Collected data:

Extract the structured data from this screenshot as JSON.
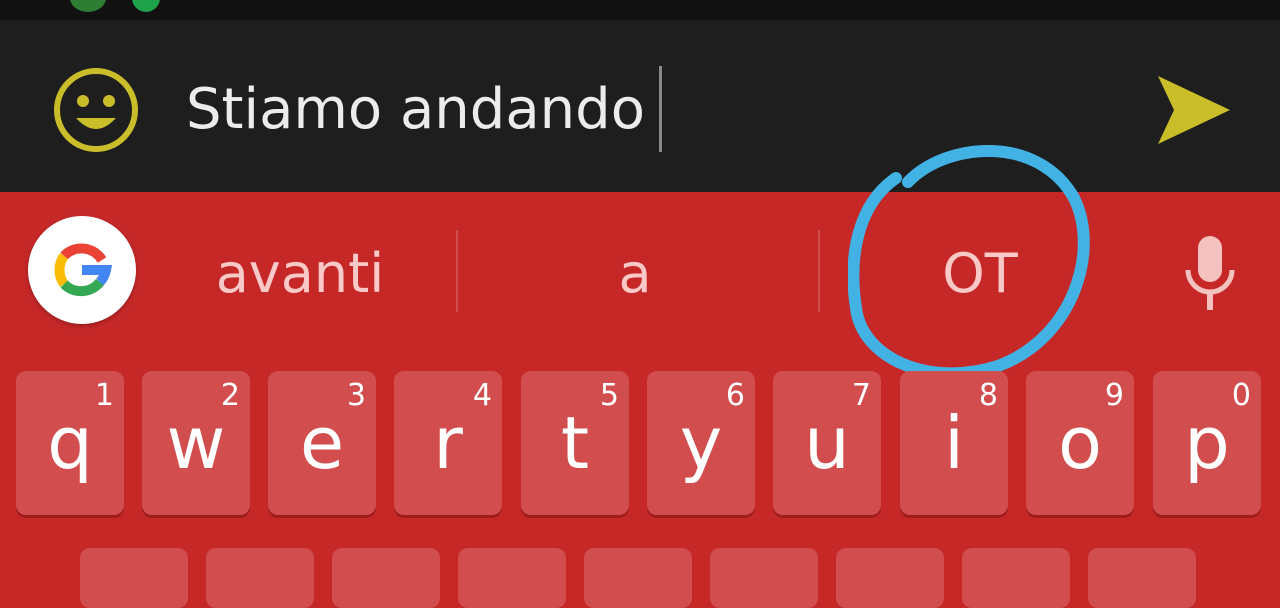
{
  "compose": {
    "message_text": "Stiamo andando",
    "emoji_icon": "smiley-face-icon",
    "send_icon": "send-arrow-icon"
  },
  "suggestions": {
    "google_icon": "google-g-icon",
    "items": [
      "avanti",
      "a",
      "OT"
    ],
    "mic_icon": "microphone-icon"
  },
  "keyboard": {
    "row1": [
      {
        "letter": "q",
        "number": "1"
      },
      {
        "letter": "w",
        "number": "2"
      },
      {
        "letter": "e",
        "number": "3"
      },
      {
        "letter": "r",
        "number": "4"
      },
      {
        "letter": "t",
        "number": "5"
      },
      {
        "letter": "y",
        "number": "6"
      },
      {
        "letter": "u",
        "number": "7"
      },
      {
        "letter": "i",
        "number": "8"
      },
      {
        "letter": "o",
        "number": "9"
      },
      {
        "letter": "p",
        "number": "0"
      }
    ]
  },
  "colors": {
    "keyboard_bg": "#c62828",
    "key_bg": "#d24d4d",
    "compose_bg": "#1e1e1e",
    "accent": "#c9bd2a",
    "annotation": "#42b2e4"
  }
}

- _The task_: Extract the entries in full, exactly as they are, minus the pictures.

- _Task solution_:
Extract the structured data from this screenshot as JSON.
{
  "compose": {
    "message_text": "Stiamo andando",
    "emoji_icon": "smiley-face-icon",
    "send_icon": "send-arrow-icon"
  },
  "suggestions": {
    "google_icon": "google-g-icon",
    "items": [
      "avanti",
      "a",
      "OT"
    ],
    "mic_icon": "microphone-icon"
  },
  "keyboard": {
    "row1": [
      {
        "letter": "q",
        "number": "1"
      },
      {
        "letter": "w",
        "number": "2"
      },
      {
        "letter": "e",
        "number": "3"
      },
      {
        "letter": "r",
        "number": "4"
      },
      {
        "letter": "t",
        "number": "5"
      },
      {
        "letter": "y",
        "number": "6"
      },
      {
        "letter": "u",
        "number": "7"
      },
      {
        "letter": "i",
        "number": "8"
      },
      {
        "letter": "o",
        "number": "9"
      },
      {
        "letter": "p",
        "number": "0"
      }
    ]
  },
  "colors": {
    "keyboard_bg": "#c62828",
    "key_bg": "#d24d4d",
    "compose_bg": "#1e1e1e",
    "accent": "#c9bd2a",
    "annotation": "#42b2e4"
  }
}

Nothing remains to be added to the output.